Blocco di testo:
Un
eroe un po’ antieroe e la rivista a lui intitolata che per sette
anni ha circolato nel sottobosco intellettuale di Messina e dintorni
Piazza
Pagnocco si trova a Messina nel rione Gazzi, ma probabilmente solo
pochi degli abitanti della città conoscono questo personaggio, così
soprannominato per via del suo fisico basso tarchiato.
In
realtà, si chiamava Antonino De Salvo e partecipò sia al moto del I
settembre 1847 (quando dall’allora via Austria prese il via
l’insurrezione antiborbonica), che alla rivoluzione siciliana del
1848, distinguendosi come capo di un gruppo di combattenti e lottando
per difendere la città contro le truppe comandate dal generale
borbonico Carlo Filangeri, principe di Satriano.
Morì
da eroe nella difesa del villaggio di Gazzi il 6 luglio 1848 e la sua
figura fu commemorata al Parlamento siciliano di Palermo.
È
Raffaele Villari (1831-1908) che, nella sua Prefazione a Cospirazione
e rivolta
(Tipografia D’Amico, Messina 1881), parla di lui e di altri (come
Rosa Donato e Antonio Lanzetta) come della “storia dei minimi e dei
dimenticati”; e, in effetti, del suo nome, legato a fatti d’arme
pur importanti per Messina, non c’è traccia nelle opere dei
“ragguardevoli storici”.
Il
coraggio certamente non gli mancava, se è vero, come qualche cronaca
del tempo tramanda, che se ne andava in giro per la città sfidando i
borbonici alla testa di un manipolo di arditi combattenti
con un berretto sul quale portava scritto "Vincere o morire".
Neanche
doveva fargli difetto lo spirito caustico se arrivò ad "intimare
la resa" al generate Pronio rinchiuso nella fortezza della
Cittadella con tutta la sua "truppa macaronica".
Scrive
ancora Villari: "Per sette
lunghi
mesi la città stette in allarme (…). Attacchi notturni
s'ingaggiavano agli avamposti, dove
una squadra mista di Trapanesi e Messinesi sotto gli ordini
dell'animoso popolano Pagnocco, penetrava furtivamente negli
arsenali abbandonati dai soldati napoletani, lavorava tacitamente e
senza
posa, sotto le bocche delle artiglierie
nemiche onde impadronirsi dei grossi pezzi di obici, ivi accatastati,
con che muniva le nostre batterie sovrastanti alla città".

Attività da svolgere:
1 - Secondo il testo su Pagnocco, in quale data morì Antonino De Salvo nella difesa del villaggio di Gazzi?
2 - Prosegui il testo su Pagnocco a partire dalla fine dell'ultima frase riportata.

Righe del dataset:

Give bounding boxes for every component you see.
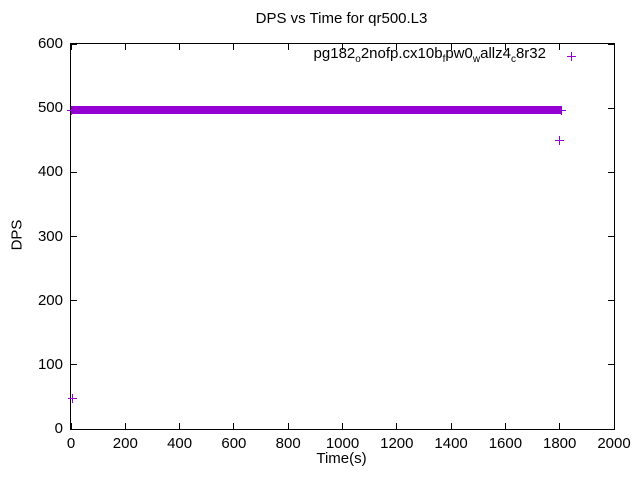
y-tick [71, 300, 77, 302]
y-tick-label: 100 [37, 355, 63, 373]
x-tick [450, 423, 452, 429]
x-tick-label: 1600 [488, 435, 523, 452]
x-tick-label: 200 [112, 435, 138, 452]
y-tick [71, 428, 77, 430]
x-tick [179, 423, 181, 429]
x-tick-label: 400 [167, 435, 193, 452]
x-tick-mirror [342, 44, 343, 50]
x-tick-label: 600 [221, 435, 247, 452]
data-point-marker [67, 394, 77, 404]
y-tick-label: 300 [37, 227, 63, 245]
x-tick [613, 423, 615, 429]
x-tick-label: 1200 [380, 435, 414, 452]
y-tick-label: 400 [37, 163, 63, 181]
y-tick-mirror [608, 236, 614, 237]
x-tick-mirror [179, 44, 181, 50]
x-tick-label: 2000 [597, 435, 631, 452]
x-tick-label: 1800 [543, 435, 577, 452]
x-tick [559, 423, 561, 429]
y-tick-label: 0 [54, 420, 63, 437]
x-tick-mirror [559, 44, 561, 50]
x-tick-mirror [124, 44, 126, 50]
x-tick-label: 800 [275, 435, 301, 452]
x-tick-label: 0 [66, 435, 76, 452]
x-tick-label: 1000 [325, 435, 360, 452]
x-tick-mirror [450, 44, 452, 50]
x-tick [504, 423, 506, 429]
y-tick-mirror [608, 43, 614, 45]
data-point-marker [555, 136, 565, 146]
x-tick-mirror [504, 44, 506, 50]
x-tick-mirror [70, 44, 72, 50]
y-tick-mirror [608, 107, 614, 109]
x-tick-mirror [287, 44, 289, 50]
y-tick-mirror [608, 364, 614, 366]
x-tick-mirror [396, 44, 398, 50]
legend-sample [546, 48, 598, 66]
x-tick [124, 423, 126, 429]
y-tick [71, 171, 77, 173]
y-tick-label: 500 [37, 99, 63, 117]
x-tick [70, 423, 72, 429]
x-tick [233, 423, 235, 429]
data-point-marker [66, 105, 76, 115]
legend-series-label: pg182o2nofp.cx10bfpw0wallz4c8r32 [313, 45, 546, 65]
y-tick-mirror [608, 300, 614, 302]
y-tick-label: 200 [37, 291, 63, 309]
y-tick-label: 600 [37, 35, 63, 52]
legend: pg182o2nofp.cx10bfpw0wallz4c8r32 [313, 45, 598, 66]
chart-title: DPS vs Time for qr500.L3 [255, 10, 428, 27]
legend-point-marker-icon [567, 52, 576, 61]
plot-area: pg182o2nofp.cx10bfpw0wallz4c8r32 0 200 400… [38, 35, 631, 452]
x-tick [287, 423, 289, 429]
y-tick [71, 43, 77, 45]
x-tick-mirror [233, 44, 235, 50]
x-tick [396, 423, 398, 429]
y-tick [71, 236, 77, 237]
x-axis-label: Time(s) [316, 450, 367, 467]
x-tick-mirror [613, 44, 615, 50]
x-tick-label: 1400 [434, 435, 468, 452]
x-tick [342, 423, 343, 429]
y-tick-mirror [608, 171, 614, 173]
series-dense-band [71, 106, 562, 114]
y-tick [71, 364, 77, 366]
y-tick-mirror [608, 428, 614, 430]
data-point-marker [556, 105, 566, 115]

Risposte scritte:
1 - Il 6 luglio 1848.

2 -
Le
cronache del tempo danno particolare rilevanza ad un colpo di
mano che Pagnocco mise a segno sottraendo al nemico ben diciassette
cannoni in una volta sola, tirandoli fuori dalle macerie
dell'arsenale.
Il gesto gli valse un pubblico riconoscimento.
A consegnarglielo fu il comandante generale delle artiglierie,
colonnello
Vincenzo Giordano, che esaltò
il coraggio
dell'animoso popolano con queste parole: "A te Antonino De Salvo
che con tutto zelo, con vero amor patrio sapesti
coadiuvare la bella impresa, custodendo
i forti, sostenendo i bravi artiglieri, concorrendo al bramato
successo, a te sien
riferite le lodi condegne e la cittadina gratitudine"
(G. Oliva).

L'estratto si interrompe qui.